Each record below is to be copied word for word, with pictures removed.

========================

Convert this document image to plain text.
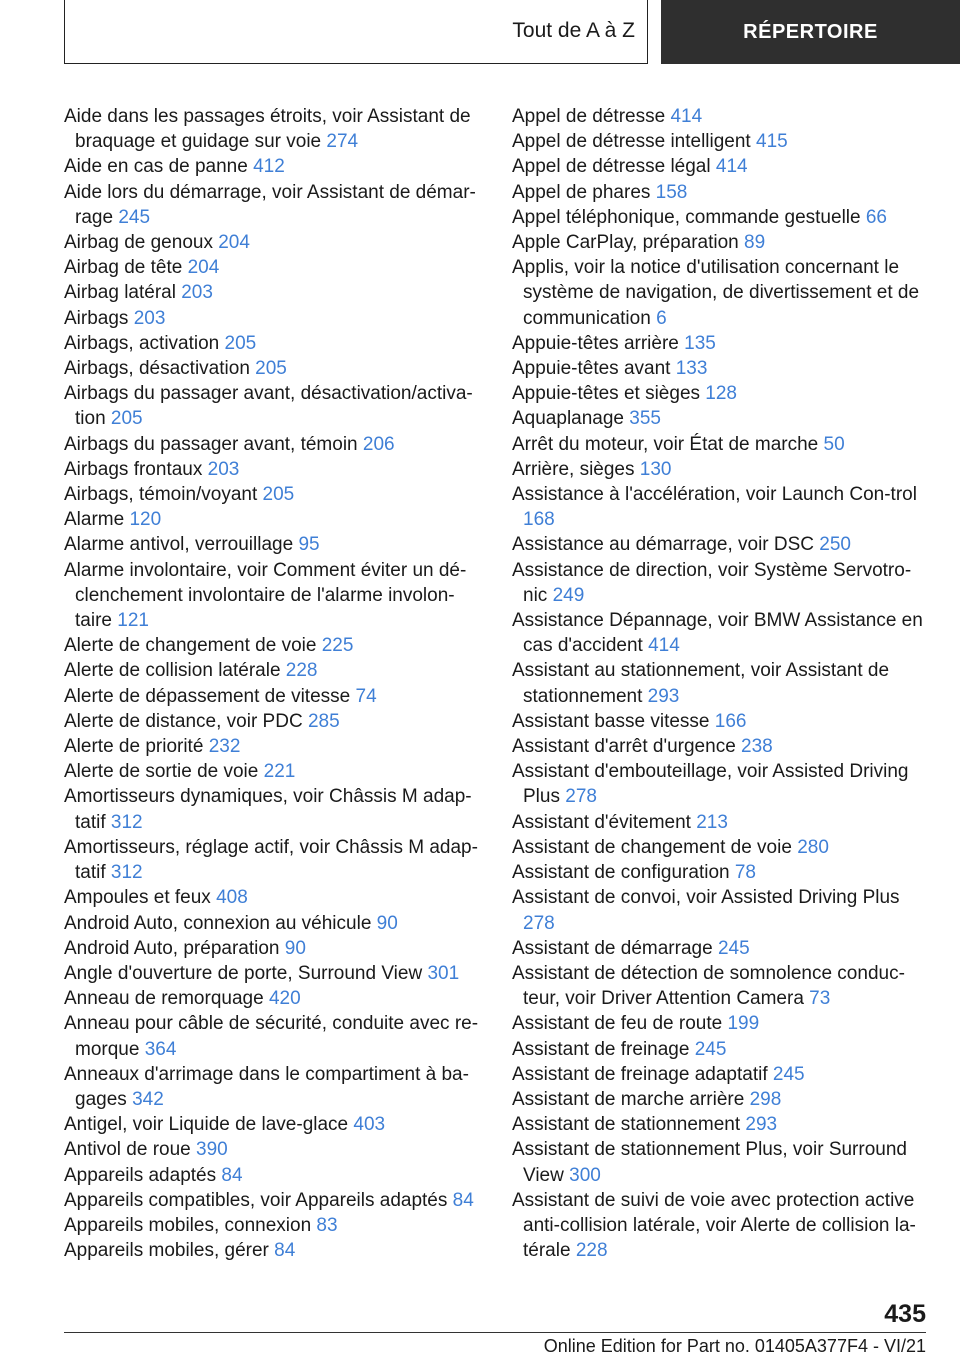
Tout de A à Z	RÉPERTOIRE
Aide dans les passages étroits, voir Assistant de braquage et guidage sur voie 274
Aide en cas de panne 412
Aide lors du démarrage, voir Assistant de démar-rage 245
Airbag de genoux 204
Airbag de tête 204
Airbag latéral 203
Airbags 203
Airbags, activation 205
Airbags, désactivation 205
Airbags du passager avant, désactivation/activa-tion 205
Airbags du passager avant, témoin 206
Airbags frontaux 203
Airbags, témoin/voyant 205
Alarme 120
Alarme antivol, verrouillage 95
Alarme involontaire, voir Comment éviter un dé-clenchement involontaire de l'alarme involon-taire 121
Alerte de changement de voie 225
Alerte de collision latérale 228
Alerte de dépassement de vitesse 74
Alerte de distance, voir PDC 285
Alerte de priorité 232
Alerte de sortie de voie 221
Amortisseurs dynamiques, voir Châssis M adap-tatif 312
Amortisseurs, réglage actif, voir Châssis M adap-tatif 312
Ampoules et feux 408
Android Auto, connexion au véhicule 90
Android Auto, préparation 90
Angle d'ouverture de porte, Surround View 301
Anneau de remorquage 420
Anneau pour câble de sécurité, conduite avec re-morque 364
Anneaux d'arrimage dans le compartiment à ba-gages 342
Antigel, voir Liquide de lave-glace 403
Antivol de roue 390
Appareils adaptés 84
Appareils compatibles, voir Appareils adaptés 84
Appareils mobiles, connexion 83
Appareils mobiles, gérer 84
Appel de détresse 414
Appel de détresse intelligent 415
Appel de détresse légal 414
Appel de phares 158
Appel téléphonique, commande gestuelle 66
Apple CarPlay, préparation 89
Applis, voir la notice d'utilisation concernant le système de navigation, de divertissement et de communication 6
Appuie-têtes arrière 135
Appuie-têtes avant 133
Appuie-têtes et sièges 128
Aquaplanage 355
Arrêt du moteur, voir État de marche 50
Arrière, sièges 130
Assistance à l'accélération, voir Launch Con-trol 168
Assistance au démarrage, voir DSC 250
Assistance de direction, voir Système Servotro-nic 249
Assistance Dépannage, voir BMW Assistance en cas d'accident 414
Assistant au stationnement, voir Assistant de stationnement 293
Assistant basse vitesse 166
Assistant d'arrêt d'urgence 238
Assistant d'embouteillage, voir Assisted Driving Plus 278
Assistant d'évitement 213
Assistant de changement de voie 280
Assistant de configuration 78
Assistant de convoi, voir Assisted Driving Plus 278
Assistant de démarrage 245
Assistant de détection de somnolence conduc-teur, voir Driver Attention Camera 73
Assistant de feu de route 199
Assistant de freinage 245
Assistant de freinage adaptatif 245
Assistant de marche arrière 298
Assistant de stationnement 293
Assistant de stationnement Plus, voir Surround View 300
Assistant de suivi de voie avec protection active anti-collision latérale, voir Alerte de collision la-térale 228
435
Online Edition for Part no. 01405A377F4 - VI/21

========================

Task answer:
Convert this document image to plain text.
Tout de A à Z	RÉPERTOIRE
Aide dans les passages étroits, voir Assistant de braquage et guidage sur voie 274
Aide en cas de panne 412
Aide lors du démarrage, voir Assistant de démar-rage 245
Airbag de genoux 204
Airbag de tête 204
Airbag latéral 203
Airbags 203
Airbags, activation 205
Airbags, désactivation 205
Airbags du passager avant, désactivation/activa-tion 205
Airbags du passager avant, témoin 206
Airbags frontaux 203
Airbags, témoin/voyant 205
Alarme 120
Alarme antivol, verrouillage 95
Alarme involontaire, voir Comment éviter un dé-clenchement involontaire de l'alarme involon-taire 121
Alerte de changement de voie 225
Alerte de collision latérale 228
Alerte de dépassement de vitesse 74
Alerte de distance, voir PDC 285
Alerte de priorité 232
Alerte de sortie de voie 221
Amortisseurs dynamiques, voir Châssis M adap-tatif 312
Amortisseurs, réglage actif, voir Châssis M adap-tatif 312
Ampoules et feux 408
Android Auto, connexion au véhicule 90
Android Auto, préparation 90
Angle d'ouverture de porte, Surround View 301
Anneau de remorquage 420
Anneau pour câble de sécurité, conduite avec re-morque 364
Anneaux d'arrimage dans le compartiment à ba-gages 342
Antigel, voir Liquide de lave-glace 403
Antivol de roue 390
Appareils adaptés 84
Appareils compatibles, voir Appareils adaptés 84
Appareils mobiles, connexion 83
Appareils mobiles, gérer 84
Appel de détresse 414
Appel de détresse intelligent 415
Appel de détresse légal 414
Appel de phares 158
Appel téléphonique, commande gestuelle 66
Apple CarPlay, préparation 89
Applis, voir la notice d'utilisation concernant le système de navigation, de divertissement et de communication 6
Appuie-têtes arrière 135
Appuie-têtes avant 133
Appuie-têtes et sièges 128
Aquaplanage 355
Arrêt du moteur, voir État de marche 50
Arrière, sièges 130
Assistance à l'accélération, voir Launch Con-trol 168
Assistance au démarrage, voir DSC 250
Assistance de direction, voir Système Servotro-nic 249
Assistance Dépannage, voir BMW Assistance en cas d'accident 414
Assistant au stationnement, voir Assistant de stationnement 293
Assistant basse vitesse 166
Assistant d'arrêt d'urgence 238
Assistant d'embouteillage, voir Assisted Driving Plus 278
Assistant d'évitement 213
Assistant de changement de voie 280
Assistant de configuration 78
Assistant de convoi, voir Assisted Driving Plus 278
Assistant de démarrage 245
Assistant de détection de somnolence conduc-teur, voir Driver Attention Camera 73
Assistant de feu de route 199
Assistant de freinage 245
Assistant de freinage adaptatif 245
Assistant de marche arrière 298
Assistant de stationnement 293
Assistant de stationnement Plus, voir Surround View 300
Assistant de suivi de voie avec protection active anti-collision latérale, voir Alerte de collision la-térale 228
435
Online Edition for Part no. 01405A377F4 - VI/21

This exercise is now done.